• DOCUMENT SOURCE:
Ce caractère, dans une nation libre, seroit très-propre à déconcerter les projets de la tyrannie [1] , qui est toujours lente et foible dans ses commencements, comme elle est prompte et vive dans sa fin ; qui ne montre d’abord qu’une main pour secourir, et opprime ensuite avec une infinité de bras.

La servitude commence toujours par le sommeil. Mais un peuple qui n’a de repos dans aucune situation, qui se tâte sans cesse, et trouve tous les endroits douloureux, ne pourroit guère s’endormir.

La politique est une lime sourde, qui use et qui parvient lentement à sa fin. Or les hommes dont nous venons de parler ne pourroient soutenir les lenteurs, les détails, le sang-froid des négociations ; ils y réussiroient souvent moins que toute autre nation ; et ils perdroient, par leurs traités, ce qu’ils auroient obtenu par leurs armes [2].

  1. Je prends ici ce mot pour le dessein de renverser le pouvoir établi, et surtout la démocratie. C'est la signification que lui donnoient les Grecs et les Romains. (M.)
  2. C'était au dernier siècle la prétention des Anglais que, dans les négociations et les traités, ils étaient toujours dupes de leur simplicité. Ils se sont corrigée de cette faiblesse, si elle a jamais existé.

• OBJECTIF 1: Reproduisez à l'identique le passage du texte qui s'ouvre sur les mots « 1. Je prends » et se clôt sur « les Romains. (M.) ».
Le texte et les lignes proviennent de sources différentes.

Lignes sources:
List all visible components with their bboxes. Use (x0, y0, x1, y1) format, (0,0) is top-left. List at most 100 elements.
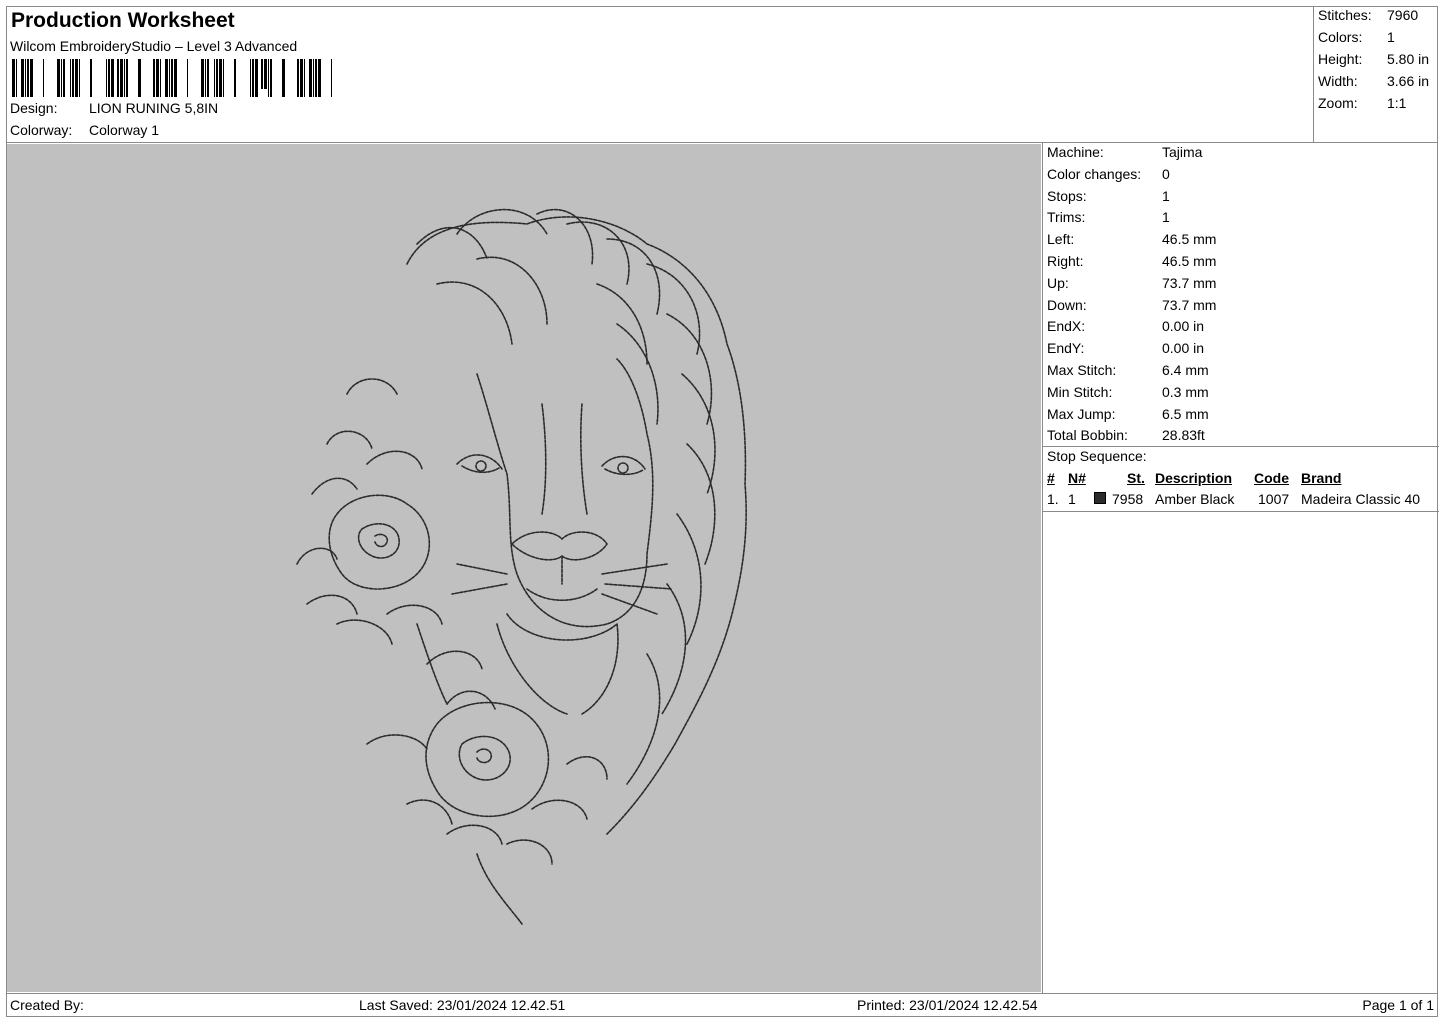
colorway-value: Colorway 1 (89, 122, 160, 138)
machine-info-value: 46.5 mm (1162, 231, 1217, 248)
barcode (12, 59, 332, 97)
barcode-bar (169, 59, 170, 97)
barcode-bar (187, 59, 188, 97)
design-summary: Stitches: 7960 Colors: 1 Height: 5.80 in Wi… (1314, 6, 1438, 143)
machine-info-label: EndX: (1047, 318, 1086, 335)
machine-info-value: 1 (1162, 187, 1170, 204)
barcode-bar (120, 59, 123, 97)
barcode-bar (174, 59, 177, 97)
row-stitches: 7958 (1112, 491, 1144, 507)
machine-info-row: Total Bobbin: 28.83ft (1047, 427, 1205, 443)
software-name: Wilcom EmbroideryStudio – Level 3 Advanc… (10, 38, 298, 54)
stitches-value: 7960 (1387, 7, 1419, 23)
barcode-bar (138, 59, 141, 97)
height-label: Height: (1318, 51, 1363, 67)
barcode-bar (214, 59, 215, 97)
thread-color-swatch (1094, 492, 1106, 504)
barcode-bar (300, 59, 303, 97)
machine-info-value: 0.00 in (1162, 318, 1205, 335)
machine-info-row: Up: 73.7 mm (1047, 275, 1216, 291)
barcode-bar (165, 59, 168, 97)
worksheet-footer: Created By: Last Saved: 23/01/2024 12.42… (6, 993, 1438, 1017)
machine-info-value: 73.7 mm (1162, 274, 1217, 291)
machine-info-label: Total Bobbin: (1047, 427, 1128, 444)
barcode-bar (264, 59, 267, 89)
machine-info-label: Color changes: (1047, 165, 1142, 182)
barcode-bar (156, 59, 159, 97)
barcode-bar (315, 59, 317, 97)
machine-info-row: Max Jump: 6.5 mm (1047, 406, 1209, 422)
lion-embroidery-drawing (296, 208, 747, 925)
machine-info-row: Color changes: 0 (1047, 166, 1170, 182)
machine-info-value: 6.4 mm (1162, 362, 1209, 378)
machine-info-value: 73.7 mm (1162, 296, 1217, 313)
page-number: Page 1 of 1 (1362, 997, 1434, 1013)
barcode-bar (79, 59, 80, 97)
barcode-bar (250, 59, 251, 97)
barcode-bar (25, 59, 26, 97)
machine-info-value: 6.5 mm (1162, 405, 1209, 422)
colorway-label: Colorway: (10, 122, 73, 138)
col-header-code: Code (1254, 470, 1289, 486)
stop-sequence-title: Stop Sequence: (1047, 448, 1147, 464)
barcode-bar (126, 59, 128, 97)
machine-info-row: Right: 46.5 mm (1047, 253, 1216, 269)
zoom-row: Zoom: 1:1 (1318, 95, 1406, 111)
barcode-bar (108, 59, 110, 97)
row-num: 1. (1047, 491, 1059, 507)
created-by: Created By: (10, 997, 84, 1013)
barcode-bar (160, 59, 161, 97)
zoom-label: Zoom: (1318, 95, 1358, 111)
barcode-bar (16, 59, 17, 97)
zoom-value: 1:1 (1387, 95, 1407, 111)
barcode-bar (124, 59, 125, 97)
col-header-num: # (1047, 470, 1055, 486)
divider (1043, 511, 1439, 512)
width-label: Width: (1318, 73, 1358, 89)
design-preview (7, 144, 1041, 992)
barcode-bar (201, 59, 204, 97)
machine-info-value: 0.3 mm (1162, 383, 1209, 400)
width-row: Width: 3.66 in (1318, 73, 1429, 89)
barcode-bar (297, 59, 299, 97)
colors-label: Colors: (1318, 29, 1363, 45)
page-title: Production Worksheet (11, 9, 235, 32)
stitches-row: Stitches: 7960 (1318, 7, 1418, 23)
barcode-bar (216, 59, 218, 97)
machine-info-value: 0 (1162, 165, 1170, 182)
barcode-bar (12, 59, 15, 97)
barcode-bar (304, 59, 305, 97)
machine-info-label: Min Stitch: (1047, 383, 1113, 400)
barcode-bar (223, 59, 224, 97)
machine-info-label: Down: (1047, 296, 1087, 313)
machine-info-label: Up: (1047, 274, 1069, 291)
width-value: 3.66 in (1387, 73, 1430, 89)
printed-date: Printed: 23/01/2024 12.42.54 (857, 997, 1038, 1013)
barcode-bar (313, 59, 314, 97)
design-value: LION RUNING 5,8IN (89, 100, 219, 116)
stitches-label: Stitches: (1318, 7, 1372, 23)
machine-info-value: 28.83ft (1162, 427, 1205, 444)
barcode-bar (72, 59, 74, 97)
barcode-bar (268, 59, 269, 97)
last-saved: Last Saved: 23/01/2024 12.42.51 (359, 997, 566, 1013)
barcode-bar (43, 59, 44, 97)
barcode-bar (282, 59, 285, 97)
col-header-st: St. (1127, 470, 1145, 486)
row-code: 1007 (1258, 491, 1290, 507)
machine-info-label: Stops: (1047, 187, 1087, 204)
machine-info-row: EndX: 0.00 in (1047, 318, 1204, 334)
machine-info-value: Tajima (1162, 144, 1203, 160)
machine-info-label: Max Jump: (1047, 405, 1116, 422)
col-header-n: N# (1068, 470, 1086, 486)
machine-info-label: Machine: (1047, 144, 1104, 160)
machine-info-row: Max Stitch: 6.4 mm (1047, 362, 1209, 378)
machine-info-value: 0.00 in (1162, 340, 1205, 357)
machine-info-label: Trims: (1047, 209, 1086, 226)
colors-value: 1 (1387, 29, 1395, 45)
barcode-bar (171, 59, 173, 97)
barcode-bar (75, 59, 78, 97)
row-description: Amber Black (1155, 491, 1235, 507)
divider (1043, 446, 1439, 447)
design-label: Design: (10, 100, 58, 116)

• OBJECTIF 2: Transcrivez telles quelles les lignes sources, depuis la ligne qui contient « colorway-value: Colorway 1 » jusqu'à celle qui contient « zoom-value: 1:1 (1387, 95, 1407, 111) », ces deux lignes incluses.

• CORRIGÉ 1:
1. Je prends ici ce mot pour le dessein de renverser le pouvoir établi, et surtout la démocratie. C'est la signification que lui donnoient les Grecs et les Romains. (M.)

• CORRIGÉ 2:
colorway-value: Colorway 1 (89, 122, 160, 138)
machine-info-value: 46.5 mm (1162, 231, 1217, 248)
barcode (12, 59, 332, 97)
barcode-bar (169, 59, 170, 97)
barcode-bar (187, 59, 188, 97)
design-summary: Stitches: 7960 Colors: 1 Height: 5.80 in Wi… (1314, 6, 1438, 143)
machine-info-label: EndX: (1047, 318, 1086, 335)
machine-info-value: 1 (1162, 187, 1170, 204)
barcode-bar (120, 59, 123, 97)
barcode-bar (174, 59, 177, 97)
row-stitches: 7958 (1112, 491, 1144, 507)
machine-info-row: Total Bobbin: 28.83ft (1047, 427, 1205, 443)
software-name: Wilcom EmbroideryStudio – Level 3 Advanc… (10, 38, 298, 54)
stitches-value: 7960 (1387, 7, 1419, 23)
barcode-bar (138, 59, 141, 97)
height-label: Height: (1318, 51, 1363, 67)
barcode-bar (214, 59, 215, 97)
thread-color-swatch (1094, 492, 1106, 504)
barcode-bar (300, 59, 303, 97)
machine-info-value: 0.00 in (1162, 318, 1205, 335)
machine-info-row: Up: 73.7 mm (1047, 275, 1216, 291)
barcode-bar (165, 59, 168, 97)
worksheet-footer: Created By: Last Saved: 23/01/2024 12.42… (6, 993, 1438, 1017)
machine-info-value: 73.7 mm (1162, 274, 1217, 291)
machine-info-label: Total Bobbin: (1047, 427, 1128, 444)
barcode-bar (264, 59, 267, 89)
machine-info-label: Color changes: (1047, 165, 1142, 182)
barcode-bar (156, 59, 159, 97)
barcode-bar (315, 59, 317, 97)
machine-info-row: Max Jump: 6.5 mm (1047, 406, 1209, 422)
lion-embroidery-drawing (296, 208, 747, 925)
machine-info-row: Color changes: 0 (1047, 166, 1170, 182)
machine-info-value: 6.4 mm (1162, 362, 1209, 378)
machine-info-value: 73.7 mm (1162, 296, 1217, 313)
page-number: Page 1 of 1 (1362, 997, 1434, 1013)
barcode-bar (79, 59, 80, 97)
barcode-bar (250, 59, 251, 97)
barcode-bar (25, 59, 26, 97)
machine-info-value: 6.5 mm (1162, 405, 1209, 422)
colorway-label: Colorway: (10, 122, 73, 138)
col-header-code: Code (1254, 470, 1289, 486)
stop-sequence-title: Stop Sequence: (1047, 448, 1147, 464)
barcode-bar (126, 59, 128, 97)
machine-info-row: Right: 46.5 mm (1047, 253, 1216, 269)
zoom-row: Zoom: 1:1 (1318, 95, 1406, 111)
barcode-bar (108, 59, 110, 97)
row-num: 1. (1047, 491, 1059, 507)
created-by: Created By: (10, 997, 84, 1013)
barcode-bar (160, 59, 161, 97)
zoom-label: Zoom: (1318, 95, 1358, 111)
barcode-bar (16, 59, 17, 97)
zoom-value: 1:1 (1387, 95, 1407, 111)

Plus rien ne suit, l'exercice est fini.